▸ **Exercise inputs**:
<<<<
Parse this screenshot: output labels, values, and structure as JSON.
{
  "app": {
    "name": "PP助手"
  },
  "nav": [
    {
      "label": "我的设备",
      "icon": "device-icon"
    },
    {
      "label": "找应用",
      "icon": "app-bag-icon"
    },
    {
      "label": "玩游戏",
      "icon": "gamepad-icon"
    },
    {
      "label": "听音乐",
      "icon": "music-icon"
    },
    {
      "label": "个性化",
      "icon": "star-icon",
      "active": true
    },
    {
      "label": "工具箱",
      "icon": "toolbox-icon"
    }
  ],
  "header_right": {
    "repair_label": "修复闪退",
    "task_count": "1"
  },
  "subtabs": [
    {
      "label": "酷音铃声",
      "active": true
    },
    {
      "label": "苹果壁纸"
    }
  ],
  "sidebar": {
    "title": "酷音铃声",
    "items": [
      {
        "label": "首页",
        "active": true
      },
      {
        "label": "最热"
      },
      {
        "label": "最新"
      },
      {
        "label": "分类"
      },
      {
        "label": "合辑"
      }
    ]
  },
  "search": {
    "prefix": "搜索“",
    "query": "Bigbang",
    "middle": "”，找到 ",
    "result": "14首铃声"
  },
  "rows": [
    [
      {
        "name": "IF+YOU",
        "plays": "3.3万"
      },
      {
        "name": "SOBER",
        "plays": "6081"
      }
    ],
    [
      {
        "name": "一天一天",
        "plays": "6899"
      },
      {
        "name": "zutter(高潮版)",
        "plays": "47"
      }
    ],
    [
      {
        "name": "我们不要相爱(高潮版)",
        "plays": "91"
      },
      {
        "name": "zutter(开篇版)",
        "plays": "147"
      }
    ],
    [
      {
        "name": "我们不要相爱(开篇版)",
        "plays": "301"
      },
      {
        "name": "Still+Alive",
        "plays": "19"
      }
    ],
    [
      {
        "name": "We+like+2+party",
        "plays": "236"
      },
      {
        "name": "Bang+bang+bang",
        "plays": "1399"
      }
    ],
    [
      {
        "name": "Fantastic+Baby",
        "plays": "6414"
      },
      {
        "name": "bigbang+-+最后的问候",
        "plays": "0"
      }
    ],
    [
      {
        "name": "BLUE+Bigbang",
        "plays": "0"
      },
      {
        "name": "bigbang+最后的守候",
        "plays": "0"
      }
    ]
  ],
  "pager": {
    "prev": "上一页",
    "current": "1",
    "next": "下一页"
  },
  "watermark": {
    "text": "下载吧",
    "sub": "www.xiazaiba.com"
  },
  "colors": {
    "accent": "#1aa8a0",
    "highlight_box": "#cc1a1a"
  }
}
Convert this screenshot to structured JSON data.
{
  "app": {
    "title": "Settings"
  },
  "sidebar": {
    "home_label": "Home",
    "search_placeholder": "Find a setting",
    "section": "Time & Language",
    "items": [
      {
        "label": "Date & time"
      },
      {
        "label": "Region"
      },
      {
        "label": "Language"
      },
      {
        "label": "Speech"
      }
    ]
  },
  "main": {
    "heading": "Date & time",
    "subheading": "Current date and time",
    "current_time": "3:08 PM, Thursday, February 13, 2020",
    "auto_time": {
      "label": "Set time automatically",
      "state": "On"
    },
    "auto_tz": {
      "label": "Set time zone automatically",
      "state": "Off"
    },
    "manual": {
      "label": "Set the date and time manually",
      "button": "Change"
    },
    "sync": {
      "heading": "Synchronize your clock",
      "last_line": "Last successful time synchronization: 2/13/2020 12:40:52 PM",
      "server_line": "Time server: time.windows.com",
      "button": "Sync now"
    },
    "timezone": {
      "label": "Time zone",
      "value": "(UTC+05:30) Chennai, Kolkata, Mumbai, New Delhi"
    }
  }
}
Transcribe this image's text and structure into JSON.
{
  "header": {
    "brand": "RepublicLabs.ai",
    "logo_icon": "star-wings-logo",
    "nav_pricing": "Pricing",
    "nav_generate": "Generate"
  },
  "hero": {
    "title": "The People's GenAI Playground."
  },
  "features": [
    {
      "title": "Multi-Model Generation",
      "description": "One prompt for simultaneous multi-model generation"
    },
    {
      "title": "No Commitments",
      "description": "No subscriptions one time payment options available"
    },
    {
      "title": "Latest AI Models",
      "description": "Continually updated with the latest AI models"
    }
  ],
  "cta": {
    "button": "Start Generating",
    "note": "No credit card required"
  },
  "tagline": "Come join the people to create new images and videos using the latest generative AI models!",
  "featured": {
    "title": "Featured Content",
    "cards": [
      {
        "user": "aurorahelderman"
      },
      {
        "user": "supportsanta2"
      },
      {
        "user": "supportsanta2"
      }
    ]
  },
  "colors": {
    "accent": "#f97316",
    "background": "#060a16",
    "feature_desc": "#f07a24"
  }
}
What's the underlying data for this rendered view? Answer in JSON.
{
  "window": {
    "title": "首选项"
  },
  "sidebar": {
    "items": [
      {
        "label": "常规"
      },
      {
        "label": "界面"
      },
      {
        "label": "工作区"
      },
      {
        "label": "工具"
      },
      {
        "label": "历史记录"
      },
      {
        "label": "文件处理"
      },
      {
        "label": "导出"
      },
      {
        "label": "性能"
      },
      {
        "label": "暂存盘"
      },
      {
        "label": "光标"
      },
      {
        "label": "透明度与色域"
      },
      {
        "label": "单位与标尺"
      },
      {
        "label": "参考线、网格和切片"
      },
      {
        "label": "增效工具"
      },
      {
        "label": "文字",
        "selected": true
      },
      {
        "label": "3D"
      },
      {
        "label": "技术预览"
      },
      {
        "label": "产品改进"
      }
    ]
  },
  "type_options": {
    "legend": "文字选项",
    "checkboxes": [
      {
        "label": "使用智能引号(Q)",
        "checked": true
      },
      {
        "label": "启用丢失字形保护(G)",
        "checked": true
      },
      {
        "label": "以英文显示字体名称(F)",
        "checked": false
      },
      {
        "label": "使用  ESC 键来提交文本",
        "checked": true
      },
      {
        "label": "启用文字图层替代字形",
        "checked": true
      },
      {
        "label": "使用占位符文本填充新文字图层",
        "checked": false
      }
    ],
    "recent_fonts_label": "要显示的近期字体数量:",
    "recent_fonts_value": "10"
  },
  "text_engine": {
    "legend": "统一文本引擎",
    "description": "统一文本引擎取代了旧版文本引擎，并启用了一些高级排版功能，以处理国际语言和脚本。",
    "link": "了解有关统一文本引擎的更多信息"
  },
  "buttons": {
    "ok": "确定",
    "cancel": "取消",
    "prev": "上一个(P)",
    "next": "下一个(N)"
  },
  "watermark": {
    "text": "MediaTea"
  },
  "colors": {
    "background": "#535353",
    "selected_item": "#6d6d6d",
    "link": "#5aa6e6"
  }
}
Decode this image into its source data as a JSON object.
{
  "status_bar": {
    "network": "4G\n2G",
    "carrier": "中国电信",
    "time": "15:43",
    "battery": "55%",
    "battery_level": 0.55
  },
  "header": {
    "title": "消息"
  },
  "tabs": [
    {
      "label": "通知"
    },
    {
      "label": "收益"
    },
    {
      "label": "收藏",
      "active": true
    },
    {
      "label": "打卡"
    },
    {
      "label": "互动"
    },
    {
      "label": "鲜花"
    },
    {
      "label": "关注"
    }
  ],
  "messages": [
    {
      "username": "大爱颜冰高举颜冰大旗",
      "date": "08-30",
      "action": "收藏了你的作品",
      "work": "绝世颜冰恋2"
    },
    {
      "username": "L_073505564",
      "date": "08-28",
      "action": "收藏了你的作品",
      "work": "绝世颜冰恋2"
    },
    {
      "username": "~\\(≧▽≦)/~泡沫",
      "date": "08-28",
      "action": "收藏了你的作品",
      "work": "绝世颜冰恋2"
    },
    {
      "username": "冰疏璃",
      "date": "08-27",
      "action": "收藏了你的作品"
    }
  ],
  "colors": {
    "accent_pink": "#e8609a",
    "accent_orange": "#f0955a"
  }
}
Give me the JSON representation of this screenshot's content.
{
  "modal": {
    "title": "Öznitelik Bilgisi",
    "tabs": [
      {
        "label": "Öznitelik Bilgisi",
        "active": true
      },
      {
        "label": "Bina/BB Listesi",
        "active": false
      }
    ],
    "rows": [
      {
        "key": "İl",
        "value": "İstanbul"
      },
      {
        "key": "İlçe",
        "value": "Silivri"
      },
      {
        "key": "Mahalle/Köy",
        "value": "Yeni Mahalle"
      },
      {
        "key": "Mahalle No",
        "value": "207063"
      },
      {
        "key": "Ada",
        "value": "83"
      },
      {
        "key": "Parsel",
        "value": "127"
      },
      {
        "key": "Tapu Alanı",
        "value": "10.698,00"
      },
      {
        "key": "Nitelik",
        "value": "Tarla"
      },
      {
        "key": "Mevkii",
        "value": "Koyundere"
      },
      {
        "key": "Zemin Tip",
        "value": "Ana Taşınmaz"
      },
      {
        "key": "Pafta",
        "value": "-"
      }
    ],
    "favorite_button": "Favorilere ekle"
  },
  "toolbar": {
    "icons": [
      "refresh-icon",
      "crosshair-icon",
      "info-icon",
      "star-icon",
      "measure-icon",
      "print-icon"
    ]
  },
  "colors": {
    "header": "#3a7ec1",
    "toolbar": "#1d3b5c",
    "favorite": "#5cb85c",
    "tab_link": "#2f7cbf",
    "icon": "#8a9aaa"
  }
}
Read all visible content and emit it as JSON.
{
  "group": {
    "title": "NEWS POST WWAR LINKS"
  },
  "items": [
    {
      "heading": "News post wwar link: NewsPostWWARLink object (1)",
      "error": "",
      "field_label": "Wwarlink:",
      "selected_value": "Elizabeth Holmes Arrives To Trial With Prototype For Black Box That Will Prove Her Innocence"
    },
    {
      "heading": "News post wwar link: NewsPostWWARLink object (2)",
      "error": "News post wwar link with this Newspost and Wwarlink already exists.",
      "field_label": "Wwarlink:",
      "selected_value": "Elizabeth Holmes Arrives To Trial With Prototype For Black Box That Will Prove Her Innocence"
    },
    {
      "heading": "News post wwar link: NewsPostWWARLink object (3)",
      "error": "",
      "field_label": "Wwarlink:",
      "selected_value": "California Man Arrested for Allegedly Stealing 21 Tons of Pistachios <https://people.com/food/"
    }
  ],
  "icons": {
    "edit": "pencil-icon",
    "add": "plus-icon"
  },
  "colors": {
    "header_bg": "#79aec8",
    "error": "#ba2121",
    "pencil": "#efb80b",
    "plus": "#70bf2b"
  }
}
>>>>
▸ **The request**: Return the lines of the records that include the string "data".

▸ **Task output**:
Convert this screenshot to structured JSON data.
What's the underlying data for this rendered view? Answer in JSON.
Decode this image into its source data as a JSON object.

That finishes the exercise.